──────── Provided text

Restructuring and other charges for the quarter primarily include severance costs of $2.2 million for workforce reductions, and facility and other costs of $0.7 million. Charges of $1.1 million were incurred for actions taken in the Company’s U.K. operation and $1.8 million were incurred from actions in the United States and Canada.
Revenues for the year ended October 31, 2005, were $121.8 million, a 14% decrease from 2004. Net loss for the year was $(27.7) million, or $(1.18) per diluted share, compared to a net loss of $(1.8) million, or $(0.08) per diluted share in 2004. Net loss, excluding restructuring and other charges and asset impairment charges totaling $19.2 million, was $(8.5) million, or $(0.36) per diluted share (a non-GAAP measure) for the year ended October 31, 2005. Restructuring and other charges of $6.0 million for the year primarily include severance payments, facility closing costs, and amounts paid to terminated executives under employment agreements.
Mike Morache, PLATO Learning President and CEO, said, “This has been a turnaround year for PLATO Learning. Many of the systems and processes needed to sustain a growing profitable business had not been previously established. We worked diligently throughout 2005 to put the essential processes in place and to create plans for future success. Now that this is accomplished, we look forward to moving aggressively to grow our leadership position in the education market.”

────────────────
──────── Extracted data

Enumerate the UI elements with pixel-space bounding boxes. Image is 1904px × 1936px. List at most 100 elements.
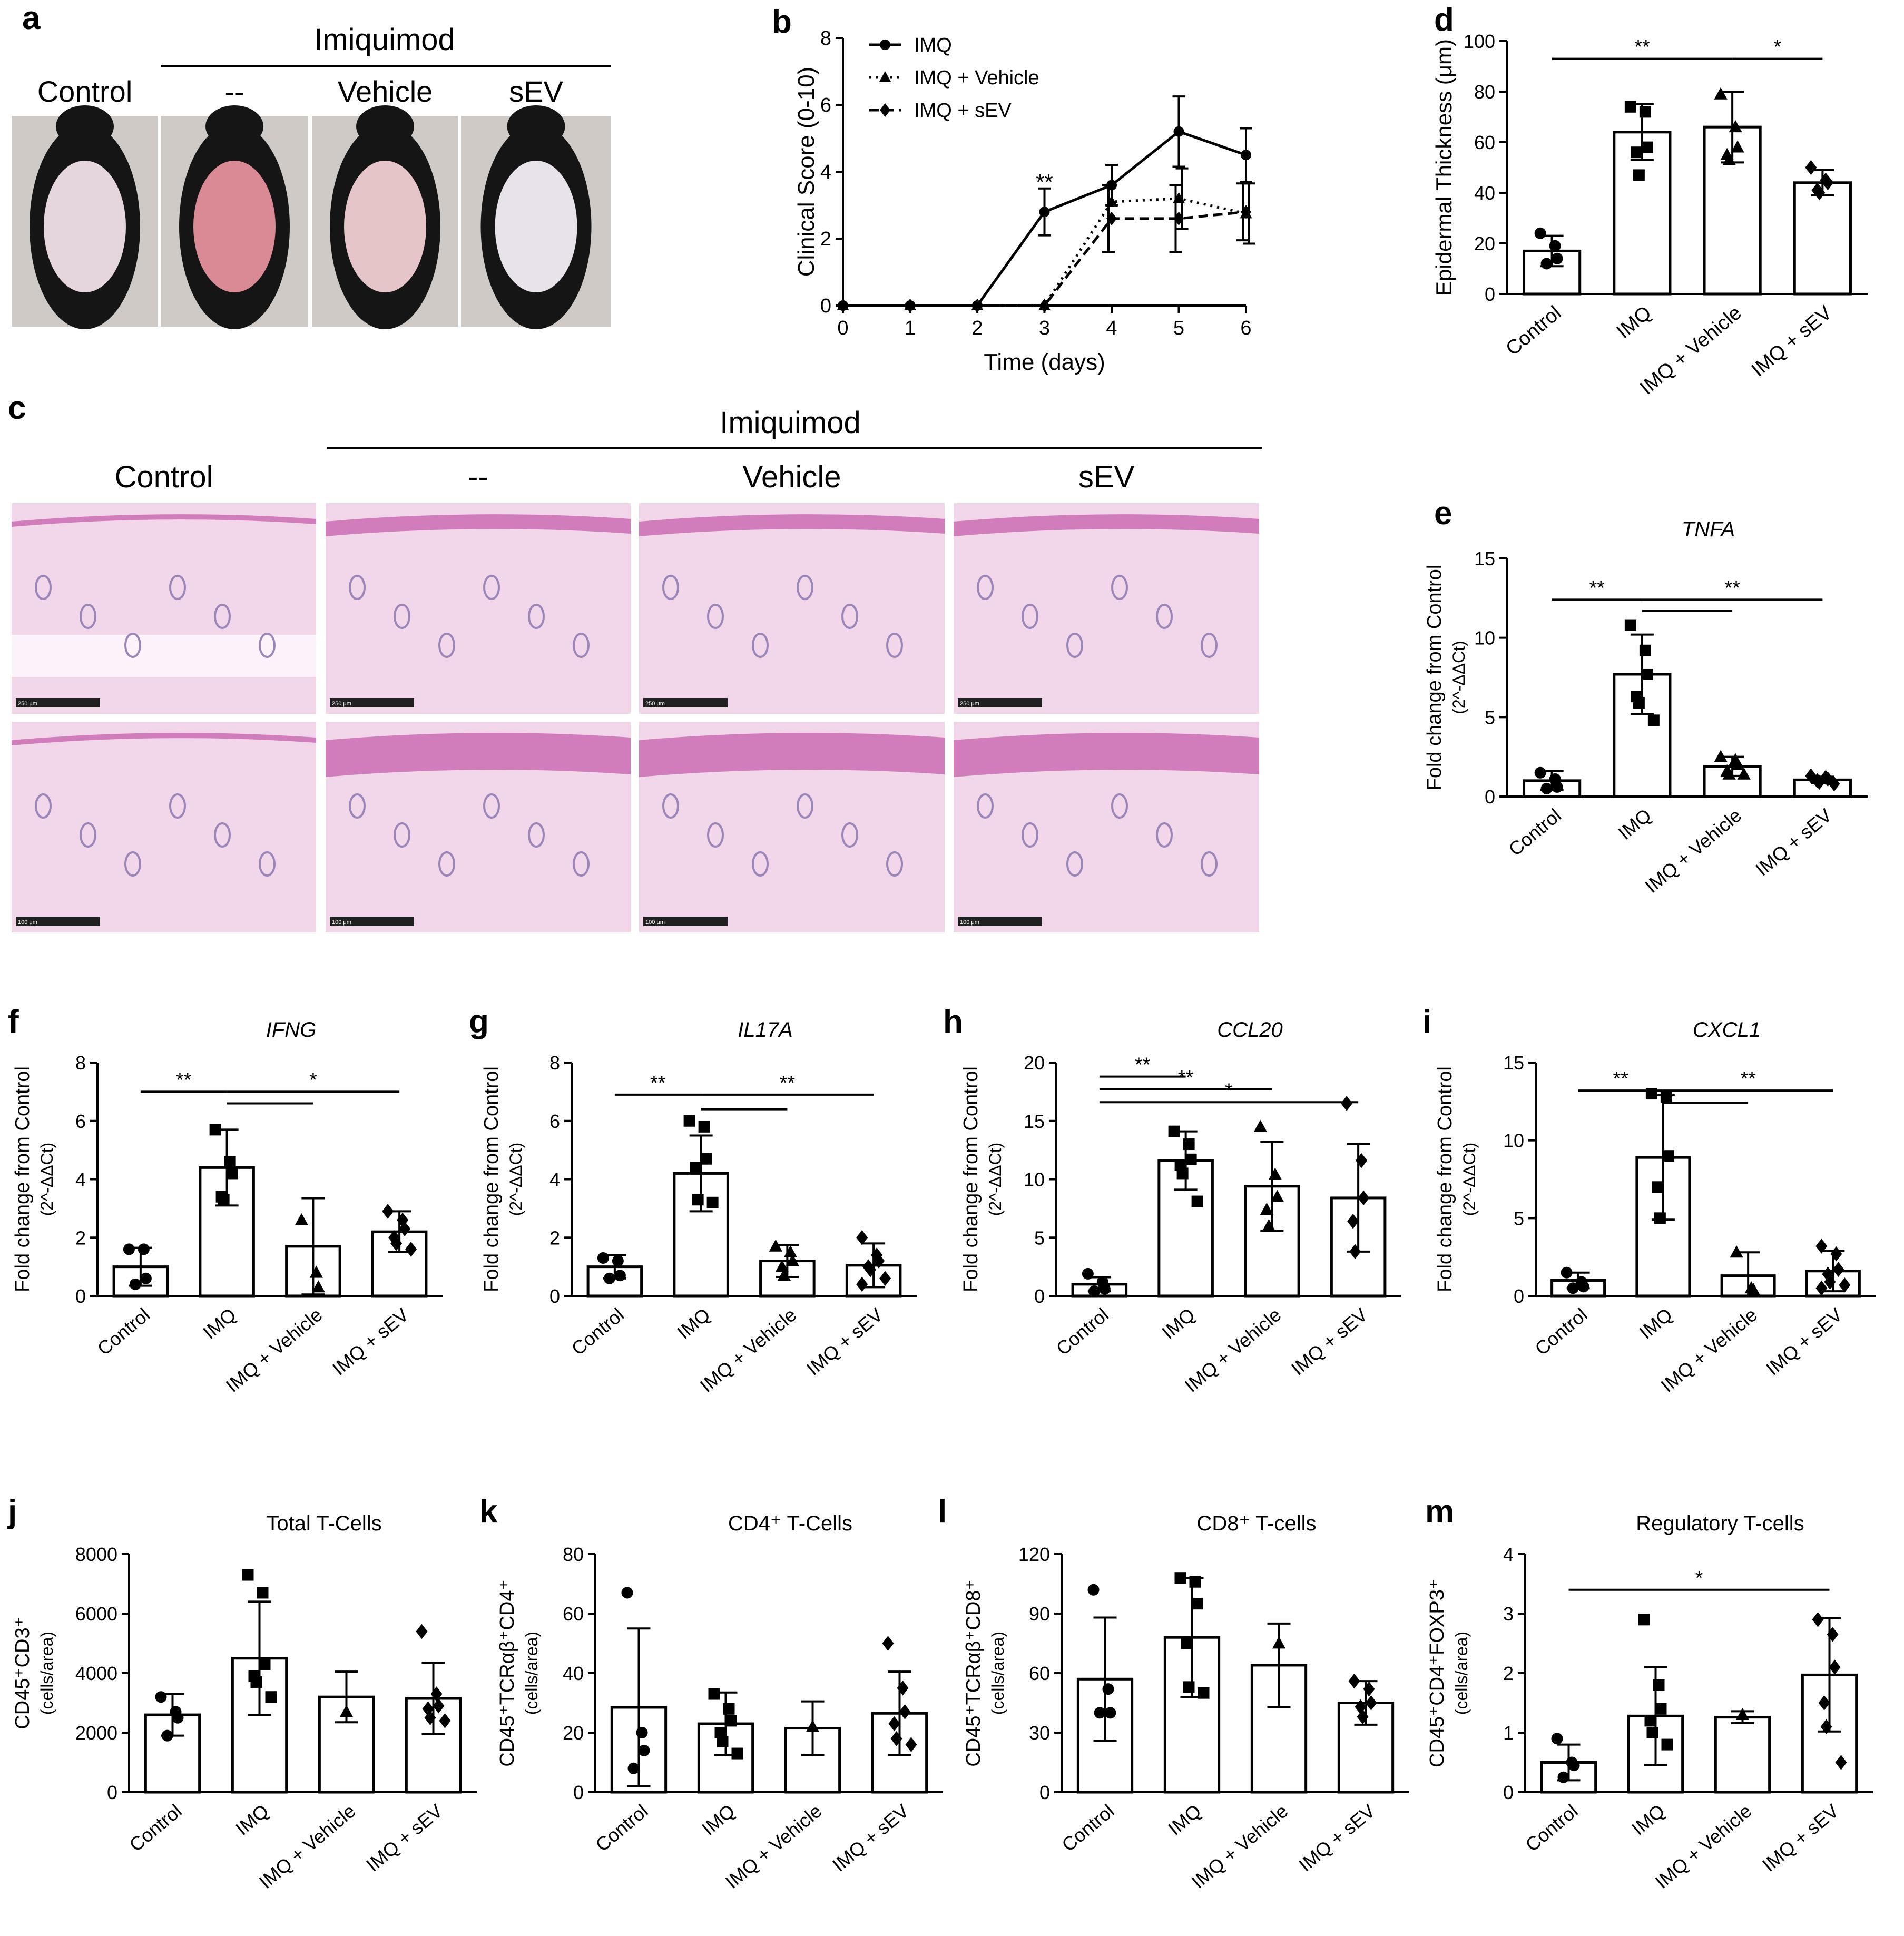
y-tick-label: 20 [563,1722,584,1744]
data-point [397,1212,409,1228]
y-tick-label: 0 [75,1285,86,1307]
data-point [422,1701,434,1717]
follicle [662,575,679,600]
follicle [707,822,724,848]
data-point [882,1636,894,1651]
data-point [1347,1213,1359,1229]
y-tick-label: 5 [1034,1227,1045,1249]
data-point [1357,1709,1369,1725]
data-point [433,1698,445,1714]
y-tick-label: 90 [1029,1603,1050,1625]
data-point [723,1703,735,1715]
x-category-label: IMQ + sEV [1294,1800,1379,1876]
data-point [265,1691,277,1703]
y-tick-label: 30 [1029,1722,1050,1744]
data-point [1641,141,1653,153]
data-point [129,1278,141,1290]
data-point [1641,668,1653,680]
histology-column-label: Vehicle [742,460,841,494]
significance-label: ** [176,1069,192,1091]
y-tick-label: 0 [107,1782,117,1803]
y-axis-title: CD45⁺TCRαβ⁺CD8⁺ [963,1579,985,1766]
significance-label: * [1773,36,1781,58]
photo-group-label: Imiquimod [314,23,455,57]
y-tick-label: 0 [1514,1285,1524,1307]
data-point [1241,205,1251,219]
data-point [786,1254,800,1266]
data-point [1813,185,1826,201]
data-point [311,1280,326,1293]
data-point [1260,1202,1274,1215]
y-tick-label: 10 [1024,1169,1045,1191]
histology-column-label: sEV [1078,460,1135,494]
y-tick-label: 5 [1514,1207,1524,1229]
y-tick-label: 100 [1464,31,1495,52]
data-point [1098,1283,1111,1295]
data-point [1631,146,1643,159]
shaved-skin-patch [495,161,577,292]
y-tick-label: 2 [75,1227,86,1249]
data-point [1087,1584,1100,1596]
bar-chart-e: e TNFA 0 5 10 15 Fold change from Control (2^-Δ… [1424,495,1868,897]
x-category-label: Control [125,1800,185,1856]
follicle [1022,822,1038,848]
x-category-label: IMQ + sEV [1287,1304,1371,1380]
y-tick-label: 5 [1485,706,1495,728]
data-point [155,1691,167,1703]
follicle [124,633,141,658]
x-tick-label: 0 [837,317,848,339]
scale-label: 100 μm [960,919,979,926]
follicle [169,575,186,600]
y-tick-label: 6 [75,1111,86,1132]
follicle [977,793,994,819]
x-category-label: Control [1057,1800,1118,1856]
photo-column-label: Vehicle [338,75,433,108]
data-point [1839,1277,1851,1293]
data-point [1191,1598,1203,1610]
data-point [603,1272,615,1284]
x-category-label: IMQ + sEV [802,1304,887,1380]
data-point [1106,211,1117,225]
chart-title: IL17A [738,1018,793,1041]
data-point [1102,1683,1114,1695]
y-tick-label: 15 [1503,1052,1524,1074]
x-category-label: IMQ + sEV [362,1800,446,1876]
histology-image: 250 μm [326,503,631,714]
x-tick-label: 2 [971,317,983,339]
y-tick-label: 6 [820,94,831,116]
data-point [1647,714,1660,726]
legend-label: IMQ [914,34,952,56]
follicle [1111,793,1128,819]
mouse-head [205,105,263,148]
panel-letter: g [469,1004,489,1040]
data-point [1365,1695,1377,1711]
y-axis-subtitle: (2^-ΔΔCt) [506,1143,525,1216]
histology-image: 250 μm [639,503,945,714]
y-tick-label: 15 [1474,548,1495,569]
data-point [905,1737,917,1752]
data-point [905,299,916,312]
data-point [856,1276,868,1292]
mouse-photo [312,105,458,329]
photo-column-label: sEV [509,75,563,108]
data-point [1534,766,1546,779]
data-point [161,1729,173,1742]
follicle [573,633,590,658]
follicle [214,822,231,848]
y-tick-label: 60 [563,1603,584,1625]
photo-column-label: Control [37,75,133,108]
panel-letter: l [938,1493,947,1530]
data-point [775,1260,789,1272]
data-point [627,1762,640,1774]
x-category-label: IMQ + Vehicle [1641,804,1745,897]
scale-bar [643,917,728,926]
x-category-label: IMQ [673,1304,714,1343]
y-tick-label: 40 [1474,182,1495,204]
mouse-photo [161,105,308,329]
y-tick-label: 8 [820,27,831,50]
follicle [1201,633,1218,658]
follicle [1111,575,1128,600]
histology-column-label: Control [115,460,213,494]
data-point [692,1194,704,1206]
data-point [1567,1282,1579,1294]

────────────────

- _Brief 1_: In the text on PLATO Learning's results, reproduce the passage between "Restructuring and other charges for" and "States and Canada.", inclusive, substituting "staff reductions" for "workforce reductions".
- _Brief 2_: Summarize the text on PLATO Learning's results in three sentences.

- _Correct result 1_:
Restructuring and other charges for the quarter primarily include severance costs of $2.2 million for staff reductions, and facility and other costs of $0.7 million. Charges of $1.1 million were incurred for actions taken in the Company’s U.K. operation and $1.8 million were incurred from actions in the United States and Canada.

- _Correct result 2_: PLATO Learning's revenues for the year ended October 31, 2005, were $121.8 million, a 14% decrease from 2004, and its net loss for the year was $(27.7) million, or $(1.18) per diluted share. Excluding restructuring and other charges and asset impairment charges totaling $19.2 million, the net loss was $(8.5) million, or $(0.36) per diluted share. President and CEO Mike Morache called 2005 a turnaround year in which essential processes were put in place, and he said the company looks forward to growing its leadership position in the education market.